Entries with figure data
···

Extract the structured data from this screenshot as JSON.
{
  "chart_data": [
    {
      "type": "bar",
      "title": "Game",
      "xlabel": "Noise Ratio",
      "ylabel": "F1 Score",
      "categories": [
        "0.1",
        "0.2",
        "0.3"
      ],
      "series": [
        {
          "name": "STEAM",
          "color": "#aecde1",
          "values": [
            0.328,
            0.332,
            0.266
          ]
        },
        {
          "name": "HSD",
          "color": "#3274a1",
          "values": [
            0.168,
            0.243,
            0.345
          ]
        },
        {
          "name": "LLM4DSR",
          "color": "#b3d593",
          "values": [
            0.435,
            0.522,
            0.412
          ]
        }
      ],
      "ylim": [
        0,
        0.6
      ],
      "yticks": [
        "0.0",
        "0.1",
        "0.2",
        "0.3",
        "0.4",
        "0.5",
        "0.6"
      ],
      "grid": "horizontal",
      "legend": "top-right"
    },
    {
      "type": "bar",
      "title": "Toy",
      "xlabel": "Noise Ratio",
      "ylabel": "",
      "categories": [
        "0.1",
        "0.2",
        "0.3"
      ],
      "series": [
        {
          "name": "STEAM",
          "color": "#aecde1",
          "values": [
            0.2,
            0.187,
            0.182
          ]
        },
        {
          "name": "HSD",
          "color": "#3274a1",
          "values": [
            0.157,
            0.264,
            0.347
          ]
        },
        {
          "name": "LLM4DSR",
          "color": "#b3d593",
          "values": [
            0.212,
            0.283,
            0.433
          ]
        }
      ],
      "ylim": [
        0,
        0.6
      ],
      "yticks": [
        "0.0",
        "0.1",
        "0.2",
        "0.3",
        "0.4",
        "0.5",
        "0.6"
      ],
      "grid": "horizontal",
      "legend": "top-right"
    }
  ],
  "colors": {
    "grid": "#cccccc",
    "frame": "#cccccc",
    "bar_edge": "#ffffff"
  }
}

···

*Prompt*.
All of the records must be retyped exactly as they are.

*Result of this task*.
Extract the structured data from this screenshot as JSON.
{
  "chart_data": [
    {
      "type": "bar",
      "title": "Game",
      "xlabel": "Noise Ratio",
      "ylabel": "F1 Score",
      "categories": [
        "0.1",
        "0.2",
        "0.3"
      ],
      "series": [
        {
          "name": "STEAM",
          "color": "#aecde1",
          "values": [
            0.328,
            0.332,
            0.266
          ]
        },
        {
          "name": "HSD",
          "color": "#3274a1",
          "values": [
            0.168,
            0.243,
            0.345
          ]
        },
        {
          "name": "LLM4DSR",
          "color": "#b3d593",
          "values": [
            0.435,
            0.522,
            0.412
          ]
        }
      ],
      "ylim": [
        0,
        0.6
      ],
      "yticks": [
        "0.0",
        "0.1",
        "0.2",
        "0.3",
        "0.4",
        "0.5",
        "0.6"
      ],
      "grid": "horizontal",
      "legend": "top-right"
    },
    {
      "type": "bar",
      "title": "Toy",
      "xlabel": "Noise Ratio",
      "ylabel": "",
      "categories": [
        "0.1",
        "0.2",
        "0.3"
      ],
      "series": [
        {
          "name": "STEAM",
          "color": "#aecde1",
          "values": [
            0.2,
            0.187,
            0.182
          ]
        },
        {
          "name": "HSD",
          "color": "#3274a1",
          "values": [
            0.157,
            0.264,
            0.347
          ]
        },
        {
          "name": "LLM4DSR",
          "color": "#b3d593",
          "values": [
            0.212,
            0.283,
            0.433
          ]
        }
      ],
      "ylim": [
        0,
        0.6
      ],
      "yticks": [
        "0.0",
        "0.1",
        "0.2",
        "0.3",
        "0.4",
        "0.5",
        "0.6"
      ],
      "grid": "horizontal",
      "legend": "top-right"
    }
  ],
  "colors": {
    "grid": "#cccccc",
    "frame": "#cccccc",
    "bar_edge": "#ffffff"
  }
}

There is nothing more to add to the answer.